MLBEDSW-5383 npu_find_block_configs() differs between v2.1.1 and v3.1.0

* 1D optimised block_config was incorrectly beign set to the ArchitectureBlockConfig in try_block_config()
* Write external API test for the reduced block height case (on H256)

Signed-off-by: James Ward <james.ward@arm.com>
Change-Id: I9ced7eb31b23730e4423aabbaf769bc72fac8fc9
diff --git a/ethosu/vela/architecture_allocator.py b/ethosu/vela/architecture_allocator.py
index 30e1c87..65a684c 100644
--- a/ethosu/vela/architecture_allocator.py
+++ b/ethosu/vela/architecture_allocator.py
@@ -47,7 +47,7 @@
     def __init__(self):
         self.layout = SHRAMLayout()
         self.ifm_block = Shape4D()
-        self.ofm_block = Shape4D()
+        self.ofm_block = Shape4D()  # non-1D-optimised block
         self.acc_type = SHRAMElements.Acc32
         self.is_partkernel = False
         self.bank_size = 0
@@ -414,10 +414,10 @@
         ifm_block = ifm_block.with_depth(ifm_blockdepth)
 
     # 256/512 Conv1D optimisation (ratio of IFM:Accumulators changes)
-    block_config = fit_block_for_ofm(arch, ofm_shape, kernel, block_config)
+    block_config_opt = fit_block_for_ofm(arch, ofm_shape, kernel, block_config)
 
     layout = _try_block_config(
-        arch.shram, ew_usage, block_config, ifm_block, ifm_bits, ifm_granule, acc_bits, acc_granule, lut_banks
+        arch.shram, ew_usage, block_config_opt, ifm_block, ifm_bits, ifm_granule, acc_bits, acc_granule, lut_banks
     )
     if layout is None:
         return None
diff --git a/ethosu/vela/test/extapi/test_extapi_find_block_configs.py b/ethosu/vela/test/extapi/test_extapi_find_block_configs.py
index 07cb9cb..a768f18 100644
--- a/ethosu/vela/test/extapi/test_extapi_find_block_configs.py
+++ b/ethosu/vela/test/extapi/test_extapi_find_block_configs.py
@@ -61,3 +61,39 @@
     check_cmd0(cmds, cmd0.NPU_SET_OFM_BLK_HEIGHT_M1, op.block_config.height - 1)
     check_cmd0(cmds, cmd0.NPU_SET_OFM_BLK_WIDTH_M1, op.block_config.width - 1)
     check_cmd0(cmds, cmd0.NPU_SET_OFM_BLK_DEPTH_M1, op.block_config.depth - 1)
+
+
+def test_conv2d_block_height_1():
+    """Test npu_find_block_configs returns valid config in the special case of reduced ublock height (H256)."""
+    # Create a Conv2D operation
+    op = NpuConv2DOperation()
+    op.ifm = create_feature_map(
+        NpuShape3D(height=1, width=1, depth=1024),
+        1,
+        512,
+        quant=NpuQuantization(scale_f32=0.023528477177023888, zero_point=0),
+    )

## Set exercise
Please reproduce the patch from "MLBEDSW-5383 npu_find_block_configs() differs" up to and including "case (on H256)", substituting "public" for "external".

## Data listing
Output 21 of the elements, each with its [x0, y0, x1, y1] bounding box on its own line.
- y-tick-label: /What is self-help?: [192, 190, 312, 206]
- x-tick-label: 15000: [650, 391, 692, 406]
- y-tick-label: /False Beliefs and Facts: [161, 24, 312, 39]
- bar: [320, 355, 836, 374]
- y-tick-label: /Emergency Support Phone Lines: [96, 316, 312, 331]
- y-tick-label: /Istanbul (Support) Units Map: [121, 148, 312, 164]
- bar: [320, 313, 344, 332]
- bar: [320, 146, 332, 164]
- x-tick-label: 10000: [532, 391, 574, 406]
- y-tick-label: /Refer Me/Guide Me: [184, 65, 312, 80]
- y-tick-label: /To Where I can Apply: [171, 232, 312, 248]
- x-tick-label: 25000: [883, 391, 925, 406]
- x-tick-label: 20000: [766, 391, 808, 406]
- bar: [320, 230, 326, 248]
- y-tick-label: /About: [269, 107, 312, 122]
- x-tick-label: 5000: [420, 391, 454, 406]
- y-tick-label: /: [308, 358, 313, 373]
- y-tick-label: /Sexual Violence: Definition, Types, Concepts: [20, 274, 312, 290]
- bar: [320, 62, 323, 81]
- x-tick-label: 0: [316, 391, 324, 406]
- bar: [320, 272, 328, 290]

## Result of this exercise
MLBEDSW-5383 npu_find_block_configs() differs between v2.1.1 and v3.1.0

* 1D optimised block_config was incorrectly beign set to the ArchitectureBlockConfig in try_block_config()
* Write public API test for the reduced block height case (on H256)